### RECORDS FOR THIS TASK
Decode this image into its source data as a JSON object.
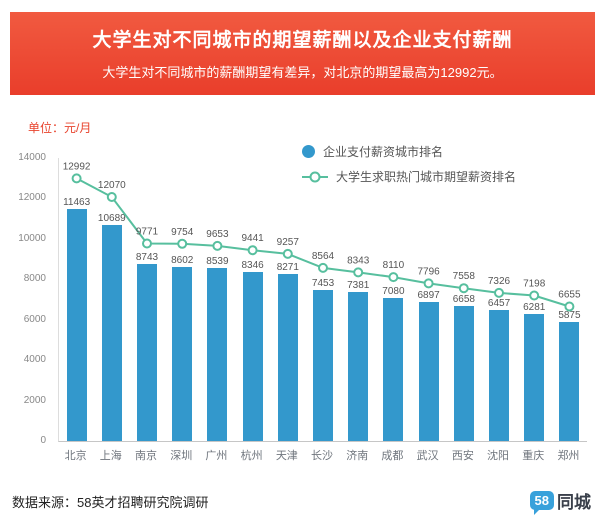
{
  "banner": {
    "title": "大学生对不同城市的期望薪酬以及企业支付薪酬",
    "subtitle": "大学生对不同城市的薪酬期望有差异，对北京的期望最高为12992元。"
  },
  "unit_label": "单位：元/月",
  "legend": {
    "bar_label": "企业支付薪资城市排名",
    "line_label": "大学生求职热门城市期望薪资排名"
  },
  "chart_data": {
    "type": "bar",
    "title": "大学生对不同城市的期望薪酬以及企业支付薪酬",
    "xlabel": "",
    "ylabel": "元/月",
    "ylim": [
      0,
      14000
    ],
    "yticks": [
      0,
      2000,
      4000,
      6000,
      8000,
      10000,
      12000,
      14000
    ],
    "grid": false,
    "legend_position": "top-right",
    "categories": [
      "北京",
      "上海",
      "南京",
      "深圳",
      "广州",
      "杭州",
      "天津",
      "长沙",
      "济南",
      "成都",
      "武汉",
      "西安",
      "沈阳",
      "重庆",
      "郑州"
    ],
    "series": [
      {
        "name": "企业支付薪资城市排名",
        "type": "bar",
        "values": [
          11463,
          10689,
          8743,
          8602,
          8539,
          8346,
          8271,
          7453,
          7381,
          7080,
          6897,
          6658,
          6457,
          6281,
          5875
        ]
      },
      {
        "name": "大学生求职热门城市期望薪资排名",
        "type": "line",
        "values": [
          12992,
          12070,
          9771,
          9754,
          9653,
          9441,
          9257,
          8564,
          8343,
          8110,
          7796,
          7558,
          7326,
          7198,
          6655
        ]
      }
    ]
  },
  "footer": {
    "source": "数据来源：58英才招聘研究院调研",
    "logo_58": "58",
    "logo_city": "同城"
  },
  "colors": {
    "banner": "#ed4a33",
    "bar": "#3398cc",
    "line": "#57bf9e",
    "unit_label": "#e8442e",
    "value_label": "#555555",
    "logo_blue": "#38a1db"
  }
}
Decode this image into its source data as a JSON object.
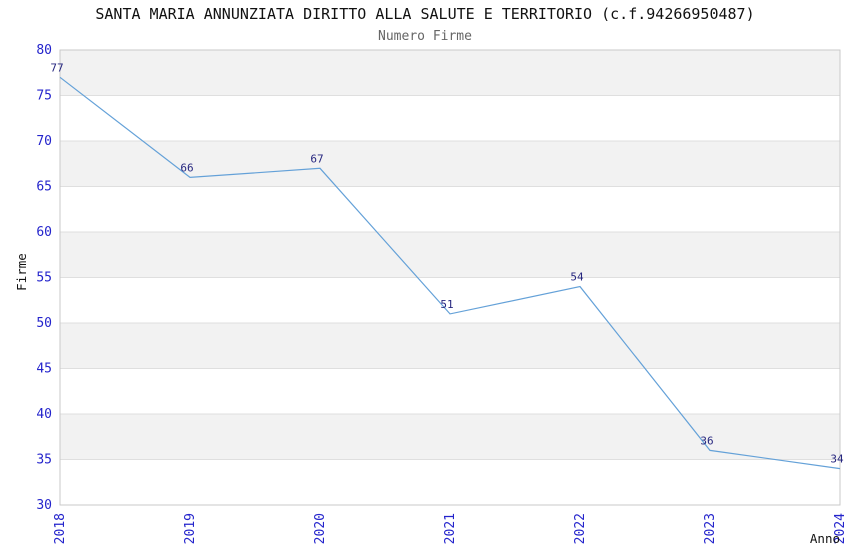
{
  "chart_data": {
    "type": "line",
    "title": "SANTA MARIA ANNUNZIATA DIRITTO ALLA SALUTE E TERRITORIO (c.f.94266950487)",
    "subtitle": "Numero Firme",
    "xlabel": "Anno",
    "ylabel": "Firme",
    "categories": [
      "2018",
      "2019",
      "2020",
      "2021",
      "2022",
      "2023",
      "2024"
    ],
    "values": [
      77,
      66,
      67,
      51,
      54,
      36,
      34
    ],
    "yticks": [
      30,
      35,
      40,
      45,
      50,
      55,
      60,
      65,
      70,
      75,
      80
    ],
    "ylim": [
      30,
      80
    ],
    "ytick_step": 5,
    "grid": "horizontal-bands-alternating",
    "legend": "none",
    "data_labels": true,
    "x_tick_rotation": -90,
    "colors": {
      "line": "#64a1d8",
      "tick_label": "#2424cc",
      "data_label": "#26267f",
      "band_gray": "#f2f2f2",
      "gridline": "#dfdfdf",
      "plot_border": "#c9c9c9",
      "title": "#111111",
      "subtitle": "#666666",
      "axis_title": "#111111",
      "background": "#ffffff"
    }
  }
}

### TASK GOAL
Copy all the data exactly as written, but skip any picture.

### SOLUTION FOR THIS EXERCISE
Decode this image into its source data as a JSON object.
{
  "banner": {
    "title": "大学生对不同城市的期望薪酬以及企业支付薪酬",
    "subtitle": "大学生对不同城市的薪酬期望有差异，对北京的期望最高为12992元。"
  },
  "unit_label": "单位：元/月",
  "legend": {
    "bar_label": "企业支付薪资城市排名",
    "line_label": "大学生求职热门城市期望薪资排名"
  },
  "chart_data": {
    "type": "bar",
    "title": "大学生对不同城市的期望薪酬以及企业支付薪酬",
    "xlabel": "",
    "ylabel": "元/月",
    "ylim": [
      0,
      14000
    ],
    "yticks": [
      0,
      2000,
      4000,
      6000,
      8000,
      10000,
      12000,
      14000
    ],
    "grid": false,
    "legend_position": "top-right",
    "categories": [
      "北京",
      "上海",
      "南京",
      "深圳",
      "广州",
      "杭州",
      "天津",
      "长沙",
      "济南",
      "成都",
      "武汉",
      "西安",
      "沈阳",
      "重庆",
      "郑州"
    ],
    "series": [
      {
        "name": "企业支付薪资城市排名",
        "type": "bar",
        "values": [
          11463,
          10689,
          8743,
          8602,
          8539,
          8346,
          8271,
          7453,
          7381,
          7080,
          6897,
          6658,
          6457,
          6281,
          5875
        ]
      },
      {
        "name": "大学生求职热门城市期望薪资排名",
        "type": "line",
        "values": [
          12992,
          12070,
          9771,
          9754,
          9653,
          9441,
          9257,
          8564,
          8343,
          8110,
          7796,
          7558,
          7326,
          7198,
          6655
        ]
      }
    ]
  },
  "footer": {
    "source": "数据来源：58英才招聘研究院调研",
    "logo_58": "58",
    "logo_city": "同城"
  },
  "colors": {
    "banner": "#ed4a33",
    "bar": "#3398cc",
    "line": "#57bf9e",
    "unit_label": "#e8442e",
    "value_label": "#555555",
    "logo_blue": "#38a1db"
  }
}
Decode this image into its source data as a JSON object.
{
  "chart_data": {
    "type": "line",
    "title": "SANTA MARIA ANNUNZIATA DIRITTO ALLA SALUTE E TERRITORIO (c.f.94266950487)",
    "subtitle": "Numero Firme",
    "xlabel": "Anno",
    "ylabel": "Firme",
    "categories": [
      "2018",
      "2019",
      "2020",
      "2021",
      "2022",
      "2023",
      "2024"
    ],
    "values": [
      77,
      66,
      67,
      51,
      54,
      36,
      34
    ],
    "yticks": [
      30,
      35,
      40,
      45,
      50,
      55,
      60,
      65,
      70,
      75,
      80
    ],
    "ylim": [
      30,
      80
    ],
    "ytick_step": 5,
    "grid": "horizontal-bands-alternating",
    "legend": "none",
    "data_labels": true,
    "x_tick_rotation": -90,
    "colors": {
      "line": "#64a1d8",
      "tick_label": "#2424cc",
      "data_label": "#26267f",
      "band_gray": "#f2f2f2",
      "gridline": "#dfdfdf",
      "plot_border": "#c9c9c9",
      "title": "#111111",
      "subtitle": "#666666",
      "axis_title": "#111111",
      "background": "#ffffff"
    }
  }
}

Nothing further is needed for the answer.